*** DOCUMENT TEXT Section Begins ***
Your questions are relevant. I agree, it is hard to find quality information on the web. Maybe we need Googleplex, not just Google ;).
The point of coffeebreak tutorial is to be able to run a simple Java class(es) to demonstrate use
of JDBC API to access/modify the relational database tables (or the data therein).
If you want to do that in a web application setting (which is why you use GlassFish anyway),
the basic premise does not change. You need a database with the schema for the tables
(and the tables) defined. GlassFish being a server assumes that you have that database,
unless you use some options on deployment operation.
The way GlassFish server communicates with Database server is through connection pools.
You don't have to use them if you want to try out JDBC API and hard-code DDL statements
like "select * from ... where ..." in your servlet code.
So, in essence, you can just do the following:
- choose a database vendor of choice (Java DB/MySQL).
*** DOCUMENT TEXT Section Ends ***
*** SOURCE INFORMATION Section Begins ***
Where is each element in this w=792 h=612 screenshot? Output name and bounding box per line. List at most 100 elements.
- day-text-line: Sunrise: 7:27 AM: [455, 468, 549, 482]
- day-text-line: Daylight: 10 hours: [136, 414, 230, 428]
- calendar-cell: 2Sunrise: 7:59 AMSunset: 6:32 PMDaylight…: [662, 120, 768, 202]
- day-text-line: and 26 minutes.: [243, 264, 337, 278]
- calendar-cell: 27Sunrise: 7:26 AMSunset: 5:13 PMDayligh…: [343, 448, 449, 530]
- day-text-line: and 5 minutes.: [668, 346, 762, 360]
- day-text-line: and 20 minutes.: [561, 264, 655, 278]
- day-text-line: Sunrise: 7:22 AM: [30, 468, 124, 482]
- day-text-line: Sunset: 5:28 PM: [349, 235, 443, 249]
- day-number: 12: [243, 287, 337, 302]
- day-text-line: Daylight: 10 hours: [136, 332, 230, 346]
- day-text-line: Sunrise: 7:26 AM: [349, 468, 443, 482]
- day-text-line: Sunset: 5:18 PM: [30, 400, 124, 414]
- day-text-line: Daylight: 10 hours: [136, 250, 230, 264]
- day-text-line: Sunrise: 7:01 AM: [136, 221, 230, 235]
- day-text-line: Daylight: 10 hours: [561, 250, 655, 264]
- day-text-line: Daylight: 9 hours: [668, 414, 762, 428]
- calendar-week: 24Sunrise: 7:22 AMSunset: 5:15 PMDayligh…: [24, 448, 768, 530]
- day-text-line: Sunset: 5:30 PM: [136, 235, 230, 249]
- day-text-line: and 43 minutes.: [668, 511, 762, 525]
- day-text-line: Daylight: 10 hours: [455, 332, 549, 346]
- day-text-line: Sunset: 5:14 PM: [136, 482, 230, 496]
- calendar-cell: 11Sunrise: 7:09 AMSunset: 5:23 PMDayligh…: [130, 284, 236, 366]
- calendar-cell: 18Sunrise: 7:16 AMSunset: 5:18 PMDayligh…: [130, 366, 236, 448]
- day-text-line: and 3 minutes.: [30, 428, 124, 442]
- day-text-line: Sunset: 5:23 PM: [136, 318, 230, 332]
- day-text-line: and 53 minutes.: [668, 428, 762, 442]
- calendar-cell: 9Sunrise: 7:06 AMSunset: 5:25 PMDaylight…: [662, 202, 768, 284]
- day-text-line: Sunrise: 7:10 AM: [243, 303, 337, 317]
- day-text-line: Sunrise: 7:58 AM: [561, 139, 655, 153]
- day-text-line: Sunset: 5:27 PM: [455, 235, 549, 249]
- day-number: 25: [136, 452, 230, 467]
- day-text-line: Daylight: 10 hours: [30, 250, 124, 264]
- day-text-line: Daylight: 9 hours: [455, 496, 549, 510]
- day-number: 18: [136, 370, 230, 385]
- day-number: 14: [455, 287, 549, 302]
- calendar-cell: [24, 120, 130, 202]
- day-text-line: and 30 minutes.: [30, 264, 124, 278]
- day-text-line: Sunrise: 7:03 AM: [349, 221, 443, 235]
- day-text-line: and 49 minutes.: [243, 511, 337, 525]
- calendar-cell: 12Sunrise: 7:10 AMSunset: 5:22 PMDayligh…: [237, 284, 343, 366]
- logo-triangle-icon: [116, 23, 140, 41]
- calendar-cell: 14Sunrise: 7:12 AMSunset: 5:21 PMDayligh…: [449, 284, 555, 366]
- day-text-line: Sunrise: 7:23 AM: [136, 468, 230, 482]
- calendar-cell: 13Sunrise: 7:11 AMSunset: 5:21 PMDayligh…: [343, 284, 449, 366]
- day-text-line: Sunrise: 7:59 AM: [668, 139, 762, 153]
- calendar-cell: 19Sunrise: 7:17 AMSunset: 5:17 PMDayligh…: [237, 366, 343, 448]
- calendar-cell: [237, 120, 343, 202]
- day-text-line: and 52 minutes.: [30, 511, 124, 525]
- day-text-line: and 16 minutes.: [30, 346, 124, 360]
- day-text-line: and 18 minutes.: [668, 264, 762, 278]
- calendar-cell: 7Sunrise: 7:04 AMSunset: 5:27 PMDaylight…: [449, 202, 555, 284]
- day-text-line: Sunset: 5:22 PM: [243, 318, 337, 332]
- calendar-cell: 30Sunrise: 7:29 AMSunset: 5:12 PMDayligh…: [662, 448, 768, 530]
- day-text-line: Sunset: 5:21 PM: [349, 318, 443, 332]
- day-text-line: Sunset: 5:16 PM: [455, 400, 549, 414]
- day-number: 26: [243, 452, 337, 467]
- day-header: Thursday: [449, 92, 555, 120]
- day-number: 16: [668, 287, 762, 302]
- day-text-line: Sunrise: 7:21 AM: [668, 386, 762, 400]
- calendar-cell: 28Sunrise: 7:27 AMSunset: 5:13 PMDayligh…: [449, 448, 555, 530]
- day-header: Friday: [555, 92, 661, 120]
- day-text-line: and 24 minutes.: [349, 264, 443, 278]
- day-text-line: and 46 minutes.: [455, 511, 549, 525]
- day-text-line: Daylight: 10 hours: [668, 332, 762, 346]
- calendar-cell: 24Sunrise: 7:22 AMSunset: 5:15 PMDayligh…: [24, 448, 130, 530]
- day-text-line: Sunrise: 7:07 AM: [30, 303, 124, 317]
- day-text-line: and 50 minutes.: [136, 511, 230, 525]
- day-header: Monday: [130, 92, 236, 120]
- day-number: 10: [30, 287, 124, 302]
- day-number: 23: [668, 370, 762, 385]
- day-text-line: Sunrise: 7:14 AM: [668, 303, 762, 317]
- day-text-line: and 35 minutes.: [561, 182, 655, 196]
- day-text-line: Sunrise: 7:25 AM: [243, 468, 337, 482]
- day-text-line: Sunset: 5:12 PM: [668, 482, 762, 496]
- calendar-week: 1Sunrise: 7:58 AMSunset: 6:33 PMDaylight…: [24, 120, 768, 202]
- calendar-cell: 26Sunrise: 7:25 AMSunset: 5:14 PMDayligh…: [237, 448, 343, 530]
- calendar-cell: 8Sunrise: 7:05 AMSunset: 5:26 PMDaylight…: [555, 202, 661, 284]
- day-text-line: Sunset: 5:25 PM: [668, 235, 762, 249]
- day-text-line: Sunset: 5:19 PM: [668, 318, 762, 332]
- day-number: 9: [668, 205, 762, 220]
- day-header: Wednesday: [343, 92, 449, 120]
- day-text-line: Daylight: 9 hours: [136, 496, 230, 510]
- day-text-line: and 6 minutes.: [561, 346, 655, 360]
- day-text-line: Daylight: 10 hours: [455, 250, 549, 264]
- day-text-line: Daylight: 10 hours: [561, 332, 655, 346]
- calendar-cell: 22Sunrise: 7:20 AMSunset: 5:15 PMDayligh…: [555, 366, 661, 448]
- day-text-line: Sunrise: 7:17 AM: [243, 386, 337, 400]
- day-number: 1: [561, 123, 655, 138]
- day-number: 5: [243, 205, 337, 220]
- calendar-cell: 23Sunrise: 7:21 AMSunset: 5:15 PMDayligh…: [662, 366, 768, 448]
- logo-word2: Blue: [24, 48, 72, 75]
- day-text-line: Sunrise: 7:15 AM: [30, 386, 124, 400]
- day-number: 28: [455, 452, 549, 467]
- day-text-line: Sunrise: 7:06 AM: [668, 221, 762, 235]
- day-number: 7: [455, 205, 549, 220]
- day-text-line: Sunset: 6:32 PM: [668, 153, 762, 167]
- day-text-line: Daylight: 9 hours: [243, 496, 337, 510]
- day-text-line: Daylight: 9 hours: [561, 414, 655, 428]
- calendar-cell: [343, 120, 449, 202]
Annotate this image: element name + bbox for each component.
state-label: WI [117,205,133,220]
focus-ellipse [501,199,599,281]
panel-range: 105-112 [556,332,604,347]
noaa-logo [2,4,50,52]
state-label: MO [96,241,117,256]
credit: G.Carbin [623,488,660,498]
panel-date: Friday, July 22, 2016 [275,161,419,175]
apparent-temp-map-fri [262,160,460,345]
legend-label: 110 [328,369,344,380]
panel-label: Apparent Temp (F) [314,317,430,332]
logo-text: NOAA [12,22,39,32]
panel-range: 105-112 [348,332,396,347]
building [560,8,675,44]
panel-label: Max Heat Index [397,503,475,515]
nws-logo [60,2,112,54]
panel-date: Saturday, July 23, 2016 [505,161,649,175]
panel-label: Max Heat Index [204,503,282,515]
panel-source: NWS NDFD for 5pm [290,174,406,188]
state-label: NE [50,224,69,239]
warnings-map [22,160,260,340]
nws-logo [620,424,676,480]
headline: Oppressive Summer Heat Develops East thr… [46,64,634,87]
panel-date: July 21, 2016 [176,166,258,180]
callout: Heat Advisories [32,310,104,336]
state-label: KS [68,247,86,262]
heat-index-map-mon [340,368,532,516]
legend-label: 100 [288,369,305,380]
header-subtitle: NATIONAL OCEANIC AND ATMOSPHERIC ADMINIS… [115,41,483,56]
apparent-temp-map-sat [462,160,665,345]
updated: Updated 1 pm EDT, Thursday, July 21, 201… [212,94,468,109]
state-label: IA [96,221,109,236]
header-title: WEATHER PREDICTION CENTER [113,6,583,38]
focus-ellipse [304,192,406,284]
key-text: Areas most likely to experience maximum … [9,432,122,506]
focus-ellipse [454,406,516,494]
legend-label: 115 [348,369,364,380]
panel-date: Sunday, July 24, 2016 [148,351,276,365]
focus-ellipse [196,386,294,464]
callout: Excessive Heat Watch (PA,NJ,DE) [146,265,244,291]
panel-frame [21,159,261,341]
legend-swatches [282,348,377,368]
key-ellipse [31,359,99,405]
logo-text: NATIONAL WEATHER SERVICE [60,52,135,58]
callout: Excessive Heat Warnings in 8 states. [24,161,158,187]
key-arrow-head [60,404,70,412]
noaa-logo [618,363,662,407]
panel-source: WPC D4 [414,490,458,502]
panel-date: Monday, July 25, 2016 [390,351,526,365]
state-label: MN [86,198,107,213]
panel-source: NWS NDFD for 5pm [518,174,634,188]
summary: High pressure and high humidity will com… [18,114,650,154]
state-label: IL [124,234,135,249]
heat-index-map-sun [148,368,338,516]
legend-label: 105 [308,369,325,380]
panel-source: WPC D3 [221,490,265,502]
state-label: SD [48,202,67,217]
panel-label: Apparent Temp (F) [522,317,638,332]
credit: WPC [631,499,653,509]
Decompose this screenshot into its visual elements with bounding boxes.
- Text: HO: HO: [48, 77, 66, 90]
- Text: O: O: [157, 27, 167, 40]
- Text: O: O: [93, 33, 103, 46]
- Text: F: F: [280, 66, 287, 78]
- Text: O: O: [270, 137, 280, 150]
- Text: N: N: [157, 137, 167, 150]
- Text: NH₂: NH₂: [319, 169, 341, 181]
*** SOURCE INFORMATION Section Ends ***
Carry on the forum reply about running JDBC code under GlassFish, starting right after its last line.

- "create" a database, with an intent to "use" it.
- create the set of tables symbolizing entities and relations in coffeebreak sample -- this is
typically done using SQL scripts.
- add the code to access/modify the tables to servlet.
That's the first step. Make sure you see all changes reflected in the database.
Now, to do it the "correct way" you need to define external resources (jdbc resource in
this case), so that you can change the resource end points (e.g. db1 -> db2) without changing
your servlet code, then you need to define jdbc-connection-pool and jdbc-resource and
then "look up" that resource from within servlet code.